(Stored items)
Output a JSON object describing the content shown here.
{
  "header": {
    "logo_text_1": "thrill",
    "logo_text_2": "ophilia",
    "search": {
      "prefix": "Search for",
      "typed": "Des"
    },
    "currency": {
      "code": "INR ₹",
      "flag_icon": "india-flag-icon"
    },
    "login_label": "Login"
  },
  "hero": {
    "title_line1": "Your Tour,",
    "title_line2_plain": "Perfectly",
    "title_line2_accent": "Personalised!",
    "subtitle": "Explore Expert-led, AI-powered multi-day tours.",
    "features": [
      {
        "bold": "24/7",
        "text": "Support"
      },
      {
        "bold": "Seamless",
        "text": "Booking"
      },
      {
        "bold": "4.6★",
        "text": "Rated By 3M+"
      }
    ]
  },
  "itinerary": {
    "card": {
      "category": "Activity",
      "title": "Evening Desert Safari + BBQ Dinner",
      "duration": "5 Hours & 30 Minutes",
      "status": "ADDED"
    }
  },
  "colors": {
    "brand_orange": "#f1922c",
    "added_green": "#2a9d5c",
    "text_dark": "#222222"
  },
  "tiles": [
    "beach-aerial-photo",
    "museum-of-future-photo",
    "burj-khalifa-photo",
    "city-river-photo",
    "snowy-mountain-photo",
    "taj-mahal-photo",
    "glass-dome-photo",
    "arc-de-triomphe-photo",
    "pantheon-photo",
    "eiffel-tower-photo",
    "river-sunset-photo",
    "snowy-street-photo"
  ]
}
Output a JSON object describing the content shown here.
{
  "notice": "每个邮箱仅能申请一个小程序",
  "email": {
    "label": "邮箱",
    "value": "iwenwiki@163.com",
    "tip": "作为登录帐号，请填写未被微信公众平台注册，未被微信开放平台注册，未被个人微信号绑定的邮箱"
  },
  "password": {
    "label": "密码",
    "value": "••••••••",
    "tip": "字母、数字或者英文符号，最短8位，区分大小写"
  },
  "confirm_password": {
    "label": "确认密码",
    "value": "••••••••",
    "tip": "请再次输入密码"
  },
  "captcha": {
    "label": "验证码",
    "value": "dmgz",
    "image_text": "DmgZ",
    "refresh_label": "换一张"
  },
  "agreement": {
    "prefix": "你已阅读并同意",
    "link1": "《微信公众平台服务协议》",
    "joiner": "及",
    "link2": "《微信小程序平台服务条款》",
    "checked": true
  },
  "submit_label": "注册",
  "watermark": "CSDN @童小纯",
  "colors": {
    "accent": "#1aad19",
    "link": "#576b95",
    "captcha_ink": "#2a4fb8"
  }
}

Problem statement.
Give every line of the material that includes the string "value".

Full solution.
    "value": "iwenwiki@163.com",
    "value": "••••••••",
    "value": "••••••••",
    "value": "dmgz",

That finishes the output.